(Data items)
* start *

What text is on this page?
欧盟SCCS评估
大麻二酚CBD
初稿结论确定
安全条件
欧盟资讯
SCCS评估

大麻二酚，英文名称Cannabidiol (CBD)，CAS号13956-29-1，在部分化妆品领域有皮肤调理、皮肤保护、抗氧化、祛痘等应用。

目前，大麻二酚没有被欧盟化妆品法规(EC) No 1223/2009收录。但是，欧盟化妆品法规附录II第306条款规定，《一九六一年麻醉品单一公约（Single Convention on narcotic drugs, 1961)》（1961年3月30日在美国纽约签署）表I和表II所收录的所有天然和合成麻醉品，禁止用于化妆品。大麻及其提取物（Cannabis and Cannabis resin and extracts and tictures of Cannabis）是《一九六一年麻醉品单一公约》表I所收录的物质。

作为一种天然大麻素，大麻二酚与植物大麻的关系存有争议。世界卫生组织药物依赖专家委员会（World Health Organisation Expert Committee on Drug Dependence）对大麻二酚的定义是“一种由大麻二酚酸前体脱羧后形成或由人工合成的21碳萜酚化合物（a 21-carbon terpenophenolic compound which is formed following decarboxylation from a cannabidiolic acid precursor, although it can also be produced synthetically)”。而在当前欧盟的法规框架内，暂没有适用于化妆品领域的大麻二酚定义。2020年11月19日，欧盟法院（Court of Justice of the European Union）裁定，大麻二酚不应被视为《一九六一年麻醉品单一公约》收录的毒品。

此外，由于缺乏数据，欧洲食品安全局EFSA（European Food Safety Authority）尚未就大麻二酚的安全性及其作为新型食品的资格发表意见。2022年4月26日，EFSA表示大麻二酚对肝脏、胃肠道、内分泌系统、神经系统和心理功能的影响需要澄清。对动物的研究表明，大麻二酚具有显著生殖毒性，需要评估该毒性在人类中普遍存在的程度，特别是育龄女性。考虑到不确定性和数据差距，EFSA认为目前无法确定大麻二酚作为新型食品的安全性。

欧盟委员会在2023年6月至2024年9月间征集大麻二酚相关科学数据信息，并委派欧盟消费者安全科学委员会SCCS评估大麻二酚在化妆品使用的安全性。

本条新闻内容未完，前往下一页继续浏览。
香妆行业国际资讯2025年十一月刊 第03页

* end *

EXERCISE PROMPT ▸ All of the lines above must be returned exactly.

THE ANSWER ▸
What text is on this page?
欧盟SCCS评估
大麻二酚CBD
初稿结论确定
安全条件
欧盟资讯
SCCS评估

大麻二酚，英文名称Cannabidiol (CBD)，CAS号13956-29-1，在部分化妆品领域有皮肤调理、皮肤保护、抗氧化、祛痘等应用。

目前，大麻二酚没有被欧盟化妆品法规(EC) No 1223/2009收录。但是，欧盟化妆品法规附录II第306条款规定，《一九六一年麻醉品单一公约（Single Convention on narcotic drugs, 1961)》（1961年3月30日在美国纽约签署）表I和表II所收录的所有天然和合成麻醉品，禁止用于化妆品。大麻及其提取物（Cannabis and Cannabis resin and extracts and tictures of Cannabis）是《一九六一年麻醉品单一公约》表I所收录的物质。

作为一种天然大麻素，大麻二酚与植物大麻的关系存有争议。世界卫生组织药物依赖专家委员会（World Health Organisation Expert Committee on Drug Dependence）对大麻二酚的定义是“一种由大麻二酚酸前体脱羧后形成或由人工合成的21碳萜酚化合物（a 21-carbon terpenophenolic compound which is formed following decarboxylation from a cannabidiolic acid precursor, although it can also be produced synthetically)”。而在当前欧盟的法规框架内，暂没有适用于化妆品领域的大麻二酚定义。2020年11月19日，欧盟法院（Court of Justice of the European Union）裁定，大麻二酚不应被视为《一九六一年麻醉品单一公约》收录的毒品。

此外，由于缺乏数据，欧洲食品安全局EFSA（European Food Safety Authority）尚未就大麻二酚的安全性及其作为新型食品的资格发表意见。2022年4月26日，EFSA表示大麻二酚对肝脏、胃肠道、内分泌系统、神经系统和心理功能的影响需要澄清。对动物的研究表明，大麻二酚具有显著生殖毒性，需要评估该毒性在人类中普遍存在的程度，特别是育龄女性。考虑到不确定性和数据差距，EFSA认为目前无法确定大麻二酚作为新型食品的安全性。

欧盟委员会在2023年6月至2024年9月间征集大麻二酚相关科学数据信息，并委派欧盟消费者安全科学委员会SCCS评估大麻二酚在化妆品使用的安全性。

本条新闻内容未完，前往下一页继续浏览。
香妆行业国际资讯2025年十一月刊 第03页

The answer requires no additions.